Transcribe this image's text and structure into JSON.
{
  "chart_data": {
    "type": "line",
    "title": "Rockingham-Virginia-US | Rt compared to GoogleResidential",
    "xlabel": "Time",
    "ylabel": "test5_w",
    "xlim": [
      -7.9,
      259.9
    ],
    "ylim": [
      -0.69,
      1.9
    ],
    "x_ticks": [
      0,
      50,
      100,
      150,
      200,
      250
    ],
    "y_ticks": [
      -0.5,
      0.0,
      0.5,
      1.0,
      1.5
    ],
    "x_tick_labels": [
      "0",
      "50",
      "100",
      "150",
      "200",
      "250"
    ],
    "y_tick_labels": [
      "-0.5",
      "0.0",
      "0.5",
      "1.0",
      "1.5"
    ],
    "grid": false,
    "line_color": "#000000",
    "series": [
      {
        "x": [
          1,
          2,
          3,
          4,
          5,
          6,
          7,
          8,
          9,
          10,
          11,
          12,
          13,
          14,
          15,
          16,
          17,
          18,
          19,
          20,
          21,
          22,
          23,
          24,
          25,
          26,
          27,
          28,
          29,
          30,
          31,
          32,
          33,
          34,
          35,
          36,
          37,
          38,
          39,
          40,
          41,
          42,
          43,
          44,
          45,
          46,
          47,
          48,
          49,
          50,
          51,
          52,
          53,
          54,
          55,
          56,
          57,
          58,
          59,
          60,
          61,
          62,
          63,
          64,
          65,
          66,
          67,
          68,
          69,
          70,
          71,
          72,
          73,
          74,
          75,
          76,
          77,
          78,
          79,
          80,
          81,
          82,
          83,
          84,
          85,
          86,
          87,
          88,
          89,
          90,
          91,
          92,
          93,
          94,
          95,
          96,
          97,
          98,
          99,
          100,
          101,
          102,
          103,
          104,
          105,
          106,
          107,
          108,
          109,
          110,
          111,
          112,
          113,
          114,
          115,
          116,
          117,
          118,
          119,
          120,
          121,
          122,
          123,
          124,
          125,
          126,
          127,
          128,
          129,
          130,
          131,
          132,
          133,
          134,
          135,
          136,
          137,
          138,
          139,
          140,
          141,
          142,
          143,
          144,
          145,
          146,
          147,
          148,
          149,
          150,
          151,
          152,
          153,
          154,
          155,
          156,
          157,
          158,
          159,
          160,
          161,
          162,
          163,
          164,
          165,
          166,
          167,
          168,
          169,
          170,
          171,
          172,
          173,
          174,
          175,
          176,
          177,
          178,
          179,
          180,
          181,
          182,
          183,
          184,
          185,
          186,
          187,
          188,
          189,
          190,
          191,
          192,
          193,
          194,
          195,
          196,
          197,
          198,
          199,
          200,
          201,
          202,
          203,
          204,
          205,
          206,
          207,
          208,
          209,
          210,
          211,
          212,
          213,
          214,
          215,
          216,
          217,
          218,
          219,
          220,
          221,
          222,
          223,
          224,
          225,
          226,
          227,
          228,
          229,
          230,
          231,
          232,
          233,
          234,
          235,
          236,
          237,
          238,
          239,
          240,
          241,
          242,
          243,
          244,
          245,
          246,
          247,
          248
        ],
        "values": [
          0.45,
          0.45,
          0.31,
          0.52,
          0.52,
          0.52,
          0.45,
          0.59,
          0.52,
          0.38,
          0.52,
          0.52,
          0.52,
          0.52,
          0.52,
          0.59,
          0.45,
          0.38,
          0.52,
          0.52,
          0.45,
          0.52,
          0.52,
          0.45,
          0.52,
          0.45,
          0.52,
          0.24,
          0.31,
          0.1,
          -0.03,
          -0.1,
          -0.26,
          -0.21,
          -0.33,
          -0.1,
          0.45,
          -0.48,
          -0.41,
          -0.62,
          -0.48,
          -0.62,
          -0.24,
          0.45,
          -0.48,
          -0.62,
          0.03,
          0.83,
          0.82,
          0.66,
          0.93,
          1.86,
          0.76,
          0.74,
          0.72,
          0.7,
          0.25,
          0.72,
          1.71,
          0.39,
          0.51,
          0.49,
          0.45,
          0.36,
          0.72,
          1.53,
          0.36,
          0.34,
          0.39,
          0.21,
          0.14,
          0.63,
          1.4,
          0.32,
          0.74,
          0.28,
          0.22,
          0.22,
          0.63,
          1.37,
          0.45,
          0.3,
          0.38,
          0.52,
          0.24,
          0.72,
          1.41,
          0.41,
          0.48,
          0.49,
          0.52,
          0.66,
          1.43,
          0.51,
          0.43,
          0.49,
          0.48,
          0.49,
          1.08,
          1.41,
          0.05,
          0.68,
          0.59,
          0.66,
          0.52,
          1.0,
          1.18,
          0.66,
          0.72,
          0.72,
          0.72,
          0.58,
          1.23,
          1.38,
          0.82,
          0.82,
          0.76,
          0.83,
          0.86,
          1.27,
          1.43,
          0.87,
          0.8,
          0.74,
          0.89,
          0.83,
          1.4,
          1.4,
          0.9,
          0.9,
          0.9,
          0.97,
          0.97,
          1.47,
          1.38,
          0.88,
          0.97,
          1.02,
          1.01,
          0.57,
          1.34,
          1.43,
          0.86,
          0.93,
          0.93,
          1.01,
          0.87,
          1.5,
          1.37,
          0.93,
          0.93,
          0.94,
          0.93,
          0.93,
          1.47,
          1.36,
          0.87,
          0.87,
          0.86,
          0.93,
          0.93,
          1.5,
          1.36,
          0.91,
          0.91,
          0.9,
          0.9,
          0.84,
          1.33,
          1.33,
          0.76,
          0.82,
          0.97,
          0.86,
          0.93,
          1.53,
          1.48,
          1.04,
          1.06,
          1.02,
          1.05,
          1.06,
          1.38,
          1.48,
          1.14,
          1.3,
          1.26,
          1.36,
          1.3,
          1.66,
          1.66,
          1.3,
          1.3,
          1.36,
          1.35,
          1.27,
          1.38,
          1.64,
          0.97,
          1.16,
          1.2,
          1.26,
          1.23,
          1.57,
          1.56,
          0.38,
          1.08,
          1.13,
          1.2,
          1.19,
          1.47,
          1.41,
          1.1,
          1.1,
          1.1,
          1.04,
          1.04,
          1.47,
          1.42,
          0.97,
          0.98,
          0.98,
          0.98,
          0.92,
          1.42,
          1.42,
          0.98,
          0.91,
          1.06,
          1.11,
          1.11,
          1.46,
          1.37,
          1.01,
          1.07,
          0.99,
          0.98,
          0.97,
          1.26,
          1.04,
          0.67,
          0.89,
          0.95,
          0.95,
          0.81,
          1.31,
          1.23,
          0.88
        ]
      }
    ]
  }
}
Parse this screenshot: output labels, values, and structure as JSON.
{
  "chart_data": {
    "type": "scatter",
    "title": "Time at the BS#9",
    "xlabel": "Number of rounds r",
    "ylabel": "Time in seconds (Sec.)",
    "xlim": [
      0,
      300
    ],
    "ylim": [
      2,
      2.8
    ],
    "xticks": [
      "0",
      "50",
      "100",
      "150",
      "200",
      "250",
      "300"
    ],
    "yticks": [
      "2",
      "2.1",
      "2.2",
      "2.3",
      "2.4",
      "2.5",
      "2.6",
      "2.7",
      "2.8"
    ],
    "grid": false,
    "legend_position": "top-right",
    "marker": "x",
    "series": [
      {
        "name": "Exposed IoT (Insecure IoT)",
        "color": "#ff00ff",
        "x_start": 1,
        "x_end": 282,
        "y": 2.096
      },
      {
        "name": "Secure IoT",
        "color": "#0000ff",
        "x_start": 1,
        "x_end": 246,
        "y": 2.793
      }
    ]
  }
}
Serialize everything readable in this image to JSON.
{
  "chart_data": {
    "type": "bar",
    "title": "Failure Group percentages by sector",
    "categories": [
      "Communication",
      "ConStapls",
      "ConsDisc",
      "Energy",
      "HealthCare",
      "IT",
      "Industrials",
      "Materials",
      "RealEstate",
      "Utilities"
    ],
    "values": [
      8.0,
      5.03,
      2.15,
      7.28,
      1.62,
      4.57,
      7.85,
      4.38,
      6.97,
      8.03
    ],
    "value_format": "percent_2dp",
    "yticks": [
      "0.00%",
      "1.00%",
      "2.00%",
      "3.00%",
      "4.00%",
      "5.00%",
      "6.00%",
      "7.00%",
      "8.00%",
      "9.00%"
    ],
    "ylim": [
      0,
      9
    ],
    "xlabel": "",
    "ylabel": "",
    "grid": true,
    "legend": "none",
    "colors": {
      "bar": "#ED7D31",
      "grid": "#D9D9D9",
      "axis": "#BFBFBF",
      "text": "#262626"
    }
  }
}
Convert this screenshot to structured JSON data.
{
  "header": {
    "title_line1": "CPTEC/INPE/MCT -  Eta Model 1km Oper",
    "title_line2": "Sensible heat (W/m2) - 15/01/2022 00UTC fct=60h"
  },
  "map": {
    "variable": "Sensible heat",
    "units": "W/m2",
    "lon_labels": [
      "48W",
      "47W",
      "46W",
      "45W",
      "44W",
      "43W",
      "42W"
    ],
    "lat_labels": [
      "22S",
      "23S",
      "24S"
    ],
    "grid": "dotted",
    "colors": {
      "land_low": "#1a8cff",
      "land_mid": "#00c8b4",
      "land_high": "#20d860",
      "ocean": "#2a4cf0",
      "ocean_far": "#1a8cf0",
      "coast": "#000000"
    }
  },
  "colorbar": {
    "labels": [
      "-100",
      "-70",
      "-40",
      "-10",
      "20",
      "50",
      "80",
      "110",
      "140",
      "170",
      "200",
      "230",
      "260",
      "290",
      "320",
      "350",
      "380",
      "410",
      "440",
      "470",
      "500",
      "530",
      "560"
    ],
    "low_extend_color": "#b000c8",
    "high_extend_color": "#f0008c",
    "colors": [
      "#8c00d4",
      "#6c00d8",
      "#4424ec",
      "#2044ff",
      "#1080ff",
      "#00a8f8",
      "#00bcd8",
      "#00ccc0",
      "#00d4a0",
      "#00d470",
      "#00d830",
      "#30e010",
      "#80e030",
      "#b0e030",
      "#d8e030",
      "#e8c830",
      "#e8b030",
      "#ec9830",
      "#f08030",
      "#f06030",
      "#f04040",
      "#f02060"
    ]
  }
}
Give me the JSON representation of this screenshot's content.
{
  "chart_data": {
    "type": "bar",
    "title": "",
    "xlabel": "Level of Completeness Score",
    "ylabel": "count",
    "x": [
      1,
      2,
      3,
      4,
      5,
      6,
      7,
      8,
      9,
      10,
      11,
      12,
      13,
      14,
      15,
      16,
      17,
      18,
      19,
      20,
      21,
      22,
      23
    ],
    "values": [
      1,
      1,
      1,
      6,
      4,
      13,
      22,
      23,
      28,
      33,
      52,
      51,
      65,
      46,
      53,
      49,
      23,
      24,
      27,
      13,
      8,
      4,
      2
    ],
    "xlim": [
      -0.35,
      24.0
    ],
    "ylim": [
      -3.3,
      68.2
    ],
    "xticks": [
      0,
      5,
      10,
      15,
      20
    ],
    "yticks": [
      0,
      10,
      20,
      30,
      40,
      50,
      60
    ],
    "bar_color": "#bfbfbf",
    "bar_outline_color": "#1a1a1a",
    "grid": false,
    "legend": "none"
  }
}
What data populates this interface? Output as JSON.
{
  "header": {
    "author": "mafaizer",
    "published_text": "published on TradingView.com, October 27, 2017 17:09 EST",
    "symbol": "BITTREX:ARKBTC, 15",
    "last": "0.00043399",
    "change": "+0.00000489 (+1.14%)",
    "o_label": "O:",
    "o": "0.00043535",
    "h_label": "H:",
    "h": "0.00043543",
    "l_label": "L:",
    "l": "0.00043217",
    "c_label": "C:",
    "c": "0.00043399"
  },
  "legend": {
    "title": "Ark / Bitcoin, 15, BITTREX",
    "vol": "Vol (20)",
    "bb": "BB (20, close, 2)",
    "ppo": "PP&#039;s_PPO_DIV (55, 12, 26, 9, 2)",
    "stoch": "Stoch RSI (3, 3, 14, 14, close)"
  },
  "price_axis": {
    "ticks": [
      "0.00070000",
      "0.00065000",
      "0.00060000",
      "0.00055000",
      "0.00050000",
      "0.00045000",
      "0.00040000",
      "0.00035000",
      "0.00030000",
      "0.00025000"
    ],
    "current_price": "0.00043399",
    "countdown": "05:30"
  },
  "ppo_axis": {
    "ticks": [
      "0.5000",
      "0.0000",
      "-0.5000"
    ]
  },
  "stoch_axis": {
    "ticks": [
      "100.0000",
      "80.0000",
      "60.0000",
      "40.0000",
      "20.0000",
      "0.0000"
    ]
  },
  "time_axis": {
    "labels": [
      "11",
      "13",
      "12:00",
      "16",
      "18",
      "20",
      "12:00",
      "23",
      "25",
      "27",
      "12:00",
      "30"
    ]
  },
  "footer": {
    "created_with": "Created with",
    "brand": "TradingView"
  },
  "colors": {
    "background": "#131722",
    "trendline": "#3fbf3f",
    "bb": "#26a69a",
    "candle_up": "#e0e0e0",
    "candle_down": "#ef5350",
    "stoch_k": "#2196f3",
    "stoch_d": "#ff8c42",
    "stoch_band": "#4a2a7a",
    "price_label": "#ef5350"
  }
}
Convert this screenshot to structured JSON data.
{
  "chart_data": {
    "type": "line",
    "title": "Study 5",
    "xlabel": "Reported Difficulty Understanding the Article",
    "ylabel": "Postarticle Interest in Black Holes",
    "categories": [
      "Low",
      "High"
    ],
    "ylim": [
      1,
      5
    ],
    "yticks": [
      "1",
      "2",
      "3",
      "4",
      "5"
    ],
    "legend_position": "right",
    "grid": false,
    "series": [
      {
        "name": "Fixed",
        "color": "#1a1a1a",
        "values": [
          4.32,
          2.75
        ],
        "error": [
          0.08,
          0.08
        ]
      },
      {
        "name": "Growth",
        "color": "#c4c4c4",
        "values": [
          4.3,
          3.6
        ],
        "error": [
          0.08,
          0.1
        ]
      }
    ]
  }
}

> [WRITTEN REQUEST] Every line of the records that includes the word "ylabel" should be gathered.

> [FINAL RESULT]
    "ylabel": "test5_w",
    "ylabel": "Time in seconds (Sec.)",
    "ylabel": "",
    "ylabel": "count",
    "ylabel": "Postarticle Interest in Black Holes",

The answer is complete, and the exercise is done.